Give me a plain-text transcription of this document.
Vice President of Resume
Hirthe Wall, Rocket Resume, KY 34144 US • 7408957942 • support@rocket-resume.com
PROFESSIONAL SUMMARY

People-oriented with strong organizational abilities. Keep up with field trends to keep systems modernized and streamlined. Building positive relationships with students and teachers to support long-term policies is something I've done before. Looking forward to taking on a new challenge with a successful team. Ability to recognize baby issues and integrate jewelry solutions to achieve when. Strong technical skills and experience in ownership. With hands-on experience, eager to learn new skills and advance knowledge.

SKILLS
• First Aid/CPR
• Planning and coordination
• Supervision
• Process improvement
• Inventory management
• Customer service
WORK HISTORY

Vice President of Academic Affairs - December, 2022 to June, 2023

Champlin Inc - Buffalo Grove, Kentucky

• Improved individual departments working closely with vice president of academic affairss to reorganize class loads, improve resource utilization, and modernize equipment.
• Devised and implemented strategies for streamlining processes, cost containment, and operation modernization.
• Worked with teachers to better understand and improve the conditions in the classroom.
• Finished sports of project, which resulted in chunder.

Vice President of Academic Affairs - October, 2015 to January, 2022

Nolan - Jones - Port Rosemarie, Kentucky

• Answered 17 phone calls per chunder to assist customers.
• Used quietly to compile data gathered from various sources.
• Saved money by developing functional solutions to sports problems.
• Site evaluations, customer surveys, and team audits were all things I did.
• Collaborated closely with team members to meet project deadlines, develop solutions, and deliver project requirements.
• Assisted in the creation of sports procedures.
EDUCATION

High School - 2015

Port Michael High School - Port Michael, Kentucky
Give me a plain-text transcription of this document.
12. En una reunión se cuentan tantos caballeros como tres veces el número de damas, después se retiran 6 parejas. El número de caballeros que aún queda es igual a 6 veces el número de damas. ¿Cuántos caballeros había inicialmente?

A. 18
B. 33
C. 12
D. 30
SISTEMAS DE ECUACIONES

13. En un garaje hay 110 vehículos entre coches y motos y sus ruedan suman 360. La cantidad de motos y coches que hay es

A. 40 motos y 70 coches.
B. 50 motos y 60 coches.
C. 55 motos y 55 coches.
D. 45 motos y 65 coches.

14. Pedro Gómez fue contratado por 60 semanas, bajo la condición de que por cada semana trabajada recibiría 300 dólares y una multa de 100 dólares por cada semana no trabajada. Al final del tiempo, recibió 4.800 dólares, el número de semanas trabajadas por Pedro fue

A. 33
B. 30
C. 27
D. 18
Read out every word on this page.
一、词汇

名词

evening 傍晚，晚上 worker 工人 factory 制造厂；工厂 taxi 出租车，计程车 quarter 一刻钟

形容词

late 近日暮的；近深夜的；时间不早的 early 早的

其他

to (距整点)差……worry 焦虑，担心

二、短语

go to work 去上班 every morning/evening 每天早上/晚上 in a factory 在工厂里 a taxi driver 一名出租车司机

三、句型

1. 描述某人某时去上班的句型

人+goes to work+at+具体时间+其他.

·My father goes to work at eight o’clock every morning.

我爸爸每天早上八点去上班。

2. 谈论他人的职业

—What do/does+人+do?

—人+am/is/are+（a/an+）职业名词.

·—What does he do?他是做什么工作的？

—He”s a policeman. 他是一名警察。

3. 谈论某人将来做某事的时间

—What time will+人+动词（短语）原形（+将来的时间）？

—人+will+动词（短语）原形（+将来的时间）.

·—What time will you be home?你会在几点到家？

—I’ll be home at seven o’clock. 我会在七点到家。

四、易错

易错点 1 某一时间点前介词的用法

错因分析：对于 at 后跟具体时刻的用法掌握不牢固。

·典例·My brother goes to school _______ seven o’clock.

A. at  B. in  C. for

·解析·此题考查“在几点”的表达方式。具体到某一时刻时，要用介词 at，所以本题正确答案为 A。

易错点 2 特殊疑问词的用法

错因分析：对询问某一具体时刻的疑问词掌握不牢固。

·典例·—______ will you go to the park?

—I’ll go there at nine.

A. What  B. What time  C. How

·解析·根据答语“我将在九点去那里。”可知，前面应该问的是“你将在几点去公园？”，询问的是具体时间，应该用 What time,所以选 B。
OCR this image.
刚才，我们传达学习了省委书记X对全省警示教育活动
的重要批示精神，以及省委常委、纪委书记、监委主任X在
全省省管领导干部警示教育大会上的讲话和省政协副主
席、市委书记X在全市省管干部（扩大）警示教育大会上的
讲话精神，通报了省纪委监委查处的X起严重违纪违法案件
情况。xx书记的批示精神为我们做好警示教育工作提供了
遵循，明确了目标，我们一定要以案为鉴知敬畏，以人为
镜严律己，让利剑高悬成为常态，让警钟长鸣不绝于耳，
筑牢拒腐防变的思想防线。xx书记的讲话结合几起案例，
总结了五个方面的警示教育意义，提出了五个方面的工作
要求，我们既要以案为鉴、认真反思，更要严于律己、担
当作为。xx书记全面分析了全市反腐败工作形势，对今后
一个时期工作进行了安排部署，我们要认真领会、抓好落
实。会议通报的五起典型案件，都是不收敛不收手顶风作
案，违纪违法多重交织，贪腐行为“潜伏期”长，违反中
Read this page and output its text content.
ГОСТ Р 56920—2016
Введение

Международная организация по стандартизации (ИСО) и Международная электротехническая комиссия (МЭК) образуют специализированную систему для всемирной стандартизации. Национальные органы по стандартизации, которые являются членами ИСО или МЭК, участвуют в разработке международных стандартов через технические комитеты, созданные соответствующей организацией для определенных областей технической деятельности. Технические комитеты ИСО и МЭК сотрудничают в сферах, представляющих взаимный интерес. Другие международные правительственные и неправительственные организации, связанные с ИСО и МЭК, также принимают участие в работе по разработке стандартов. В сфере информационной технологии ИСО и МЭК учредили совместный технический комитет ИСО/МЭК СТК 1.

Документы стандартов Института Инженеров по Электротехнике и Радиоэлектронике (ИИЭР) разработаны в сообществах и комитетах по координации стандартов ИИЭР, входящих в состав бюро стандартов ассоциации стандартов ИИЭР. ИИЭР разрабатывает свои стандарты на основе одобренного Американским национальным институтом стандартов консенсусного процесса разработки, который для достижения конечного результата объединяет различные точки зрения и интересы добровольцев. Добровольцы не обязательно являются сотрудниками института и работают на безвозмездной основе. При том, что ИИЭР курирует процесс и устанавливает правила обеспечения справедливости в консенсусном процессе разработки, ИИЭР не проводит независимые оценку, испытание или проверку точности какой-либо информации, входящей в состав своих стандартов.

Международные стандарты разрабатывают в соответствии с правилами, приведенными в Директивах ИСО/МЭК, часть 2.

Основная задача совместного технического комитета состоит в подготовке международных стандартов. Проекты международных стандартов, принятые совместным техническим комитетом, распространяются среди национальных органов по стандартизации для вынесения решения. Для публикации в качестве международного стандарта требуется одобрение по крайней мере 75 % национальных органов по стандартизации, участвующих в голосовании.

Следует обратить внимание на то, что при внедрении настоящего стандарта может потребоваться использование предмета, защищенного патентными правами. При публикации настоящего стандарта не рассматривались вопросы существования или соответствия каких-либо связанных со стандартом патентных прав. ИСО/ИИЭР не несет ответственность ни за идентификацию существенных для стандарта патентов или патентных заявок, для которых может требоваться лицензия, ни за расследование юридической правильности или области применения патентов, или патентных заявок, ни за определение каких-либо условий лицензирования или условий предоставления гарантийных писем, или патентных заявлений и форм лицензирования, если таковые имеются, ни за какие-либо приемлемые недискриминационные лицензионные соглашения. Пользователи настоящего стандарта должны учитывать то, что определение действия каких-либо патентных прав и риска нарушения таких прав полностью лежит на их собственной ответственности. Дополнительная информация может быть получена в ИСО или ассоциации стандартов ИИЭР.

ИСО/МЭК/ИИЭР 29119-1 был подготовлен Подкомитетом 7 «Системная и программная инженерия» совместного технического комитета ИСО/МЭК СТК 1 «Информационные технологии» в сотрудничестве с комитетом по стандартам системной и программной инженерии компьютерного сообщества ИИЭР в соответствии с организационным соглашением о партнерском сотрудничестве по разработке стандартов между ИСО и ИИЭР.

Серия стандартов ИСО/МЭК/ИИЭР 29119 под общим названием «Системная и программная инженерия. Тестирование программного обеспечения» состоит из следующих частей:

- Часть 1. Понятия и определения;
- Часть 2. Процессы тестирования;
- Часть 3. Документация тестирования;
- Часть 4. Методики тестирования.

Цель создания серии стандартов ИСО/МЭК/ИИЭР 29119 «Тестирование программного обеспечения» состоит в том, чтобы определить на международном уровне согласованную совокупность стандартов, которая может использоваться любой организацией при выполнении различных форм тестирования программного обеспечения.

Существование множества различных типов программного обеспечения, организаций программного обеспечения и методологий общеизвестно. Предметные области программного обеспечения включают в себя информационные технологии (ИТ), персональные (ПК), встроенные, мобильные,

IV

:::

- **Goal of the exercise**
Go through the records and pull out each line that includes the word "chunder".

- **Exercise result**
• Finished sports of project, which resulted in chunder.
• Answered 17 phone calls per chunder to assist customers.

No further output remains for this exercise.